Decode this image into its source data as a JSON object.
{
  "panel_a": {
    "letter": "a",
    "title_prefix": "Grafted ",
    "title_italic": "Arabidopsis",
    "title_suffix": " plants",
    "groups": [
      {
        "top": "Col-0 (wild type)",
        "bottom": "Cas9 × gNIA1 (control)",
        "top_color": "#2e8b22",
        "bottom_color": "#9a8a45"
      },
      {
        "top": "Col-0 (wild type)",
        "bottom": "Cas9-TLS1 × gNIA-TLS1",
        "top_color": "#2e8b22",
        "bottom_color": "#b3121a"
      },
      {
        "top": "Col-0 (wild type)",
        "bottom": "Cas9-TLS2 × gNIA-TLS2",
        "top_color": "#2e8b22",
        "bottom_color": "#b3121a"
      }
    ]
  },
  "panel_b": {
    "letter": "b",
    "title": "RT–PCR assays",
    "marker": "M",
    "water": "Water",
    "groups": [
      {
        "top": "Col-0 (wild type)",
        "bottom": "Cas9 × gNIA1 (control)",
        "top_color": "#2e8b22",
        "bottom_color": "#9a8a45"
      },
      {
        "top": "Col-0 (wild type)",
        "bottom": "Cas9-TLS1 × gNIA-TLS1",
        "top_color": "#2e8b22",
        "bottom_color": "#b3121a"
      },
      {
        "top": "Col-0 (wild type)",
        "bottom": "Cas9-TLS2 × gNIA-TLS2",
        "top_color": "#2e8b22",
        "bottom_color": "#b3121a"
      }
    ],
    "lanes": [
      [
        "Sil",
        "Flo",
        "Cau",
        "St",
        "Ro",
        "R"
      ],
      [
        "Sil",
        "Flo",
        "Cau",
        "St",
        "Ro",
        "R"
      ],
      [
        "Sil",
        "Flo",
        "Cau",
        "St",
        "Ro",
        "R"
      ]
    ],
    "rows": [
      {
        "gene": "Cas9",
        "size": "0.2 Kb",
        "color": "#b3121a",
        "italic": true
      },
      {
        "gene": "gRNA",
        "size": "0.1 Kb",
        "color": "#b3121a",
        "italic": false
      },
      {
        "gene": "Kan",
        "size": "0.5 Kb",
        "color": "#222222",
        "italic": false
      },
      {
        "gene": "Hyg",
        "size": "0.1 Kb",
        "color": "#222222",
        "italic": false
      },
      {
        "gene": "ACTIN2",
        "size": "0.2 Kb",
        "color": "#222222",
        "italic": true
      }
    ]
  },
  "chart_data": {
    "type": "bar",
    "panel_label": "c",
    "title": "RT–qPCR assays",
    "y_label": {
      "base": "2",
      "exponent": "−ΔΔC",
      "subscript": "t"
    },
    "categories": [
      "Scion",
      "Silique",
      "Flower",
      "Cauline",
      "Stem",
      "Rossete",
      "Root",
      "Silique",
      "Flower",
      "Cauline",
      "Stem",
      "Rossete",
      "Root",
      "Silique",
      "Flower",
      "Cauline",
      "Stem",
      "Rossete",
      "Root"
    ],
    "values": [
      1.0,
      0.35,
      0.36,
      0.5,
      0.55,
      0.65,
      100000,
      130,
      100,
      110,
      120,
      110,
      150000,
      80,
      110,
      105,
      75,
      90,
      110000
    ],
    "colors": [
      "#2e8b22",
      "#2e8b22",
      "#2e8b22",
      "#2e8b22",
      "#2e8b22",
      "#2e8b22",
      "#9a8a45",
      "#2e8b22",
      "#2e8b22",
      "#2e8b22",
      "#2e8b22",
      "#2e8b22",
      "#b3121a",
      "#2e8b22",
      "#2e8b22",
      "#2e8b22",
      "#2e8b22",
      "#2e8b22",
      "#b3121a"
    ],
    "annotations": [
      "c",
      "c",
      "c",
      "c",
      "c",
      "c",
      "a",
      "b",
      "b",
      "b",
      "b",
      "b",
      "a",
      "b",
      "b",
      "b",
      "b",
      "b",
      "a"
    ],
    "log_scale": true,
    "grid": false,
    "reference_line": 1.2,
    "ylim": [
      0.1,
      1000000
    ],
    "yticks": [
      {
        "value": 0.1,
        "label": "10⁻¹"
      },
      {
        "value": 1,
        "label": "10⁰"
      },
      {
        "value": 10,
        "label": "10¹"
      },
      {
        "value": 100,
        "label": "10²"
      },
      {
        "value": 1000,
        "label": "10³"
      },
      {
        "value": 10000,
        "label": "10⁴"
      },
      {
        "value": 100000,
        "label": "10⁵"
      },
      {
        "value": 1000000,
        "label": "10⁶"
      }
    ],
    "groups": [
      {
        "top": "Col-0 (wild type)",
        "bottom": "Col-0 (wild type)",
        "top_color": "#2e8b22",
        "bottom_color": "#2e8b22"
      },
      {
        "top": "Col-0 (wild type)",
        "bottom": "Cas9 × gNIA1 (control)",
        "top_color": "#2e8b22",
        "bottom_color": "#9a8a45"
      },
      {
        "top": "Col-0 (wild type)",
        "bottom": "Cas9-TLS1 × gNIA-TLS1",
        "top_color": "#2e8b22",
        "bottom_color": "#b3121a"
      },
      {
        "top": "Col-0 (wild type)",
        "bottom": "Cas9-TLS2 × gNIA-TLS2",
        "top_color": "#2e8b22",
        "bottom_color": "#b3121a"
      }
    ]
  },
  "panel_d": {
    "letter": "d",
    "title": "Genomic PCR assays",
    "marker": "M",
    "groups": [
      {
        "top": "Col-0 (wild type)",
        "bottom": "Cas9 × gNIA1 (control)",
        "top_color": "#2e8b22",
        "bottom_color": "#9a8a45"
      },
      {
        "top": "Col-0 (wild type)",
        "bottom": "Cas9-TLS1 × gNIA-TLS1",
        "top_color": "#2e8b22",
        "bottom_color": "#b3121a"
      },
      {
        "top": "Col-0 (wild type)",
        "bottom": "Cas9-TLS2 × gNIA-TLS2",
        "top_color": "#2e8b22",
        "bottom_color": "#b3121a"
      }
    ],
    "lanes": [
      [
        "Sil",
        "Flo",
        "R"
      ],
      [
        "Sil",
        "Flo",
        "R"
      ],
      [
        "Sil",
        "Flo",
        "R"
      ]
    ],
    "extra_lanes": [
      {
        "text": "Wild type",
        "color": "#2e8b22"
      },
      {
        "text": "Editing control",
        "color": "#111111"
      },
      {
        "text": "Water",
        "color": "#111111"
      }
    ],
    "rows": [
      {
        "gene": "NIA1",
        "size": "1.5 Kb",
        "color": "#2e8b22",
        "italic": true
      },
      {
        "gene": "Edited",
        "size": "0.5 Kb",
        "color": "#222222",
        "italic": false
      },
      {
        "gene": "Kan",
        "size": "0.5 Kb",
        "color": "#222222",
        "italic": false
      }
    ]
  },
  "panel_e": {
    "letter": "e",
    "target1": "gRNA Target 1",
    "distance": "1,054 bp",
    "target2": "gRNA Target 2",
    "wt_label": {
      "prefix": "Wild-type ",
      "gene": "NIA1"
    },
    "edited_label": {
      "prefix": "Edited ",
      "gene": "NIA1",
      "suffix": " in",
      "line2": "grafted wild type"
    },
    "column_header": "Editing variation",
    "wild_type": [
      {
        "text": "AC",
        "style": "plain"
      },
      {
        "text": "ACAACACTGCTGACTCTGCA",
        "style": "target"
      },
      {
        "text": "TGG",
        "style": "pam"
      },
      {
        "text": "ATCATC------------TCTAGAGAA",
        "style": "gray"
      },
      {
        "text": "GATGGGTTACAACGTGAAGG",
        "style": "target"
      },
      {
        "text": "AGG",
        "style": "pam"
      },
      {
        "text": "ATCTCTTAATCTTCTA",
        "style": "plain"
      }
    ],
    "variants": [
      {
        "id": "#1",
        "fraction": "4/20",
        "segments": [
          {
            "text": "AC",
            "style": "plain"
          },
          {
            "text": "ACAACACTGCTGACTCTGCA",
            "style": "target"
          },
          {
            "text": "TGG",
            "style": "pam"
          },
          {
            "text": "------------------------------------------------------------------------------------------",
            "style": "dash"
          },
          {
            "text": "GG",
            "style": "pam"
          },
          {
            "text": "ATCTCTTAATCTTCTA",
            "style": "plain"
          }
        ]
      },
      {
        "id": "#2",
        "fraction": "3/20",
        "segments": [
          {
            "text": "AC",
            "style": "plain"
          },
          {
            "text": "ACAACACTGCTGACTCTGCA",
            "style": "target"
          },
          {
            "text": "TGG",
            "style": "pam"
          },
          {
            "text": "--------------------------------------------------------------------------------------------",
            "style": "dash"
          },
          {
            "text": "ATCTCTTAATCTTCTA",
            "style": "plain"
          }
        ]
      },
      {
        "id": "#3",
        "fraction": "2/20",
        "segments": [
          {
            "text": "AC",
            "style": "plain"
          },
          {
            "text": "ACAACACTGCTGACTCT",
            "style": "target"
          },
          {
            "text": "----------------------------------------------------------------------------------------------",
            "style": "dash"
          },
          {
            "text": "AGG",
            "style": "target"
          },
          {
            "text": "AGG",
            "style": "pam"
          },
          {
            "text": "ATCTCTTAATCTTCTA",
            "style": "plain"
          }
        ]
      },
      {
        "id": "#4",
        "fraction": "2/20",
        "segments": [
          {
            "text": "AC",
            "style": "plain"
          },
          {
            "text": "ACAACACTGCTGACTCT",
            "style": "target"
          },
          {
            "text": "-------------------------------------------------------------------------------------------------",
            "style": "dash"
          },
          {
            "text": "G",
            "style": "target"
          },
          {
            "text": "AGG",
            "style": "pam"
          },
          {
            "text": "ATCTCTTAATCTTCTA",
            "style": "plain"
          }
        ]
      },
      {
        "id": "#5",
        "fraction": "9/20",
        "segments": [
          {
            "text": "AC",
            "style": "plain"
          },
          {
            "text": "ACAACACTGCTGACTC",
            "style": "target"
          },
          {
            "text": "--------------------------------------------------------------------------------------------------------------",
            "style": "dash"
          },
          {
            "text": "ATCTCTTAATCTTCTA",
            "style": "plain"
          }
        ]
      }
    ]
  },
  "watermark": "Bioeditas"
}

### Your goal
Each line of the material with the word "gRNA" in it should be listed.

### Answer area
        "gene": "gRNA",
    "target1": "gRNA Target 1",
    "target2": "gRNA Target 2",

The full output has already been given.